'''

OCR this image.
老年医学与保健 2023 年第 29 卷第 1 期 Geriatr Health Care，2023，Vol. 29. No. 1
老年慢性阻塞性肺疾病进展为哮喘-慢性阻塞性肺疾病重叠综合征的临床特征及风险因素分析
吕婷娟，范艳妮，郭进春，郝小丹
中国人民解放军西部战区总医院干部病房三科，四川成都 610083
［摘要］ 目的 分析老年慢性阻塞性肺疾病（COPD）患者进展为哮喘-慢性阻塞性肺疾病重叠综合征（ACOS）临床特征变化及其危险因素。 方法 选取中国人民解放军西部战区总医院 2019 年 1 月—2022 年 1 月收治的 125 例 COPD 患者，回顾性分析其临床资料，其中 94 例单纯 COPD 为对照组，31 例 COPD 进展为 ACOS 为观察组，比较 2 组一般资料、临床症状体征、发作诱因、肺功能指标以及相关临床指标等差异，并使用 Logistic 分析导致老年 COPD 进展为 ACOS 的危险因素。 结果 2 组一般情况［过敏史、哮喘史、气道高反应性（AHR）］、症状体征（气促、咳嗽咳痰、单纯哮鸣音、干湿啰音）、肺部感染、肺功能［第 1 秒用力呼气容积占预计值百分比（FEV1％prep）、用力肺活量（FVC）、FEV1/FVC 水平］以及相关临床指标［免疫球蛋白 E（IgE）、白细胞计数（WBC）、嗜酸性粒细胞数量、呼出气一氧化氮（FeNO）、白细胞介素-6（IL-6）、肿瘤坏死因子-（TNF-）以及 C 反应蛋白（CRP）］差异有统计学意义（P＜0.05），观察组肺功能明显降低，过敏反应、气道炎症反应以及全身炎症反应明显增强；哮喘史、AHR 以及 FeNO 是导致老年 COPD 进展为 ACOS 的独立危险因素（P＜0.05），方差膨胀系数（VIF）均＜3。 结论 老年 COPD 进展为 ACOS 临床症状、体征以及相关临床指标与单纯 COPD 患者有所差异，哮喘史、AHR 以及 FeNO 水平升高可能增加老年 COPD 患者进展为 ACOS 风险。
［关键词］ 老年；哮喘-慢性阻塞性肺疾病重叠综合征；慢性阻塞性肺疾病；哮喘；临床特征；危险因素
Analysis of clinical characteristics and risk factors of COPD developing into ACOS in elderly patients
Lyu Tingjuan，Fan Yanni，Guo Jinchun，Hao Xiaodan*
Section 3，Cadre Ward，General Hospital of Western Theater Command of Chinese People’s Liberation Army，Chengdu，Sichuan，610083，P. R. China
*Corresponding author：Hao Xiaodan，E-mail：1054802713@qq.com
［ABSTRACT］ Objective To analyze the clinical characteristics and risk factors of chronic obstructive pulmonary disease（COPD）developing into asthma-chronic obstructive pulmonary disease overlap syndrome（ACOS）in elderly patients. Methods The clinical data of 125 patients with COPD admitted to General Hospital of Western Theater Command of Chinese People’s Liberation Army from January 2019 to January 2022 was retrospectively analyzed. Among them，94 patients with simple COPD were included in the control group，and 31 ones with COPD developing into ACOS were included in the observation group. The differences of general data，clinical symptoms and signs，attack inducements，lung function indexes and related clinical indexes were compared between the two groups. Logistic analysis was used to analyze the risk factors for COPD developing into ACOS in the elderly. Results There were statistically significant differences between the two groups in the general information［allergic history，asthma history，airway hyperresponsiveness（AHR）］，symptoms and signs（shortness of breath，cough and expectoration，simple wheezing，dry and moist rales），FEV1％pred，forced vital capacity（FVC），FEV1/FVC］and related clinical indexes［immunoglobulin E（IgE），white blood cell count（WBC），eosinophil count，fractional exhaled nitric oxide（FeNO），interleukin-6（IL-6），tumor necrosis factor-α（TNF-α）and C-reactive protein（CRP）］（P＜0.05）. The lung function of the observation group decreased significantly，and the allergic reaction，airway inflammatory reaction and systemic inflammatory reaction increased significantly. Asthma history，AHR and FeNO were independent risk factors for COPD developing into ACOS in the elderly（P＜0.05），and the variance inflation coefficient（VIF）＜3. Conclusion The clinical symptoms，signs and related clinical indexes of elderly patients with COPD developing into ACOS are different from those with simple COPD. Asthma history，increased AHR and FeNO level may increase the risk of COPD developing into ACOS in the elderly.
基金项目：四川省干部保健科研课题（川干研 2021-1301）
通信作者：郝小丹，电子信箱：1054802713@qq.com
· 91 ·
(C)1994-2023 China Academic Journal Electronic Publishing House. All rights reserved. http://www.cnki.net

'''

If a line in the entries above has the word "Xiaodan", copy it.

Lyu Tingjuan，Fan Yanni，Guo Jinchun，Hao Xiaodan*
*Corresponding author：Hao Xiaodan，E-mail：1054802713@qq.com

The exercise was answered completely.